■ **PROBLEM TO WORK ON**: Every entry needs to be printed exactly, please.

★ ★ ★ ★ ★ ★ ★

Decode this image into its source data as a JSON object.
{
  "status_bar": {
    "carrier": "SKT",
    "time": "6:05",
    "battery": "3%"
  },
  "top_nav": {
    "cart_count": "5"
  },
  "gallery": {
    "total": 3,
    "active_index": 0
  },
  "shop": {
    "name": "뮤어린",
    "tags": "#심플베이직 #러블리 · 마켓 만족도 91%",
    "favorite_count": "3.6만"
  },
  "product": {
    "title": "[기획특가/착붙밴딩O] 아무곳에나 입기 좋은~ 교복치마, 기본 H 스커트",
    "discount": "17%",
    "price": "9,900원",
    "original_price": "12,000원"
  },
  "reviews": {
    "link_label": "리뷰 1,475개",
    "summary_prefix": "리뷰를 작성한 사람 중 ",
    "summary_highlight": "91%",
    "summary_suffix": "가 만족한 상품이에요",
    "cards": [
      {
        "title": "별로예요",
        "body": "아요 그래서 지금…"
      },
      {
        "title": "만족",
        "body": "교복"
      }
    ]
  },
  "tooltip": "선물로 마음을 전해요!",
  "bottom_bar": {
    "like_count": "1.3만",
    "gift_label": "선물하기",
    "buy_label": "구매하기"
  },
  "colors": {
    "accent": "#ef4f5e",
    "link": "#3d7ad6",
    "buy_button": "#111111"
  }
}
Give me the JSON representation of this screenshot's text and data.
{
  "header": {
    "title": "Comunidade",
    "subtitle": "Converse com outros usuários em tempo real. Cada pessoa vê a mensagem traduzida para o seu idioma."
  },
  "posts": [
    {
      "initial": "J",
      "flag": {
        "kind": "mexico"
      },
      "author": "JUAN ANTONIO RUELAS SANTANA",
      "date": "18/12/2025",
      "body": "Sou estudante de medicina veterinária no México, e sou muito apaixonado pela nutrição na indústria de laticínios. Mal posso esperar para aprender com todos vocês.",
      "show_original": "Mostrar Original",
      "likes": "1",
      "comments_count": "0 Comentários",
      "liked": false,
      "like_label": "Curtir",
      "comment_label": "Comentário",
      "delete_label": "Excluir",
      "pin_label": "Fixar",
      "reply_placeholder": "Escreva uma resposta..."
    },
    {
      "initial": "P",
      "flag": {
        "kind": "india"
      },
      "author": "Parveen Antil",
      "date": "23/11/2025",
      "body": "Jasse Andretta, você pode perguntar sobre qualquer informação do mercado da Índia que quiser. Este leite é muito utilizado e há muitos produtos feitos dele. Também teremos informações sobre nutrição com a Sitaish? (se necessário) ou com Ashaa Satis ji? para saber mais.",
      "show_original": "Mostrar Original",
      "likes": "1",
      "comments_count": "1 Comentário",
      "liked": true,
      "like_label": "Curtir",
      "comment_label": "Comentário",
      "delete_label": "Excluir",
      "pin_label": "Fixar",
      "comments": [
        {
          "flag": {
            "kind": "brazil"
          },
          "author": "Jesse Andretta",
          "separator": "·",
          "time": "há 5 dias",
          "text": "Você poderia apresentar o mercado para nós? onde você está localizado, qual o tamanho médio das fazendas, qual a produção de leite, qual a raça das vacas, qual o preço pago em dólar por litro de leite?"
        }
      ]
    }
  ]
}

★ ★ ★ ★ ★ ★ ★

■ **SOLUTION FOR THIS PROBLEM**:
Decode this image into its source data as a JSON object.
{
  "status_bar": {
    "carrier": "SKT",
    "time": "6:05",
    "battery": "3%"
  },
  "top_nav": {
    "cart_count": "5"
  },
  "gallery": {
    "total": 3,
    "active_index": 0
  },
  "shop": {
    "name": "뮤어린",
    "tags": "#심플베이직 #러블리 · 마켓 만족도 91%",
    "favorite_count": "3.6만"
  },
  "product": {
    "title": "[기획특가/착붙밴딩O] 아무곳에나 입기 좋은~ 교복치마, 기본 H 스커트",
    "discount": "17%",
    "price": "9,900원",
    "original_price": "12,000원"
  },
  "reviews": {
    "link_label": "리뷰 1,475개",
    "summary_prefix": "리뷰를 작성한 사람 중 ",
    "summary_highlight": "91%",
    "summary_suffix": "가 만족한 상품이에요",
    "cards": [
      {
        "title": "별로예요",
        "body": "아요 그래서 지금…"
      },
      {
        "title": "만족",
        "body": "교복"
      }
    ]
  },
  "tooltip": "선물로 마음을 전해요!",
  "bottom_bar": {
    "like_count": "1.3만",
    "gift_label": "선물하기",
    "buy_label": "구매하기"
  },
  "colors": {
    "accent": "#ef4f5e",
    "link": "#3d7ad6",
    "buy_button": "#111111"
  }
}
Give me the JSON representation of this screenshot's text and data.
{
  "header": {
    "title": "Comunidade",
    "subtitle": "Converse com outros usuários em tempo real. Cada pessoa vê a mensagem traduzida para o seu idioma."
  },
  "posts": [
    {
      "initial": "J",
      "flag": {
        "kind": "mexico"
      },
      "author": "JUAN ANTONIO RUELAS SANTANA",
      "date": "18/12/2025",
      "body": "Sou estudante de medicina veterinária no México, e sou muito apaixonado pela nutrição na indústria de laticínios. Mal posso esperar para aprender com todos vocês.",
      "show_original": "Mostrar Original",
      "likes": "1",
      "comments_count": "0 Comentários",
      "liked": false,
      "like_label": "Curtir",
      "comment_label": "Comentário",
      "delete_label": "Excluir",
      "pin_label": "Fixar",
      "reply_placeholder": "Escreva uma resposta..."
    },
    {
      "initial": "P",
      "flag": {
        "kind": "india"
      },
      "author": "Parveen Antil",
      "date": "23/11/2025",
      "body": "Jasse Andretta, você pode perguntar sobre qualquer informação do mercado da Índia que quiser. Este leite é muito utilizado e há muitos produtos feitos dele. Também teremos informações sobre nutrição com a Sitaish? (se necessário) ou com Ashaa Satis ji? para saber mais.",
      "show_original": "Mostrar Original",
      "likes": "1",
      "comments_count": "1 Comentário",
      "liked": true,
      "like_label": "Curtir",
      "comment_label": "Comentário",
      "delete_label": "Excluir",
      "pin_label": "Fixar",
      "comments": [
        {
          "flag": {
            "kind": "brazil"
          },
          "author": "Jesse Andretta",
          "separator": "·",
          "time": "há 5 dias",
          "text": "Você poderia apresentar o mercado para nós? onde você está localizado, qual o tamanho médio das fazendas, qual a produção de leite, qual a raça das vacas, qual o preço pago em dólar por litro de leite?"
        }
      ]
    }
  ]
}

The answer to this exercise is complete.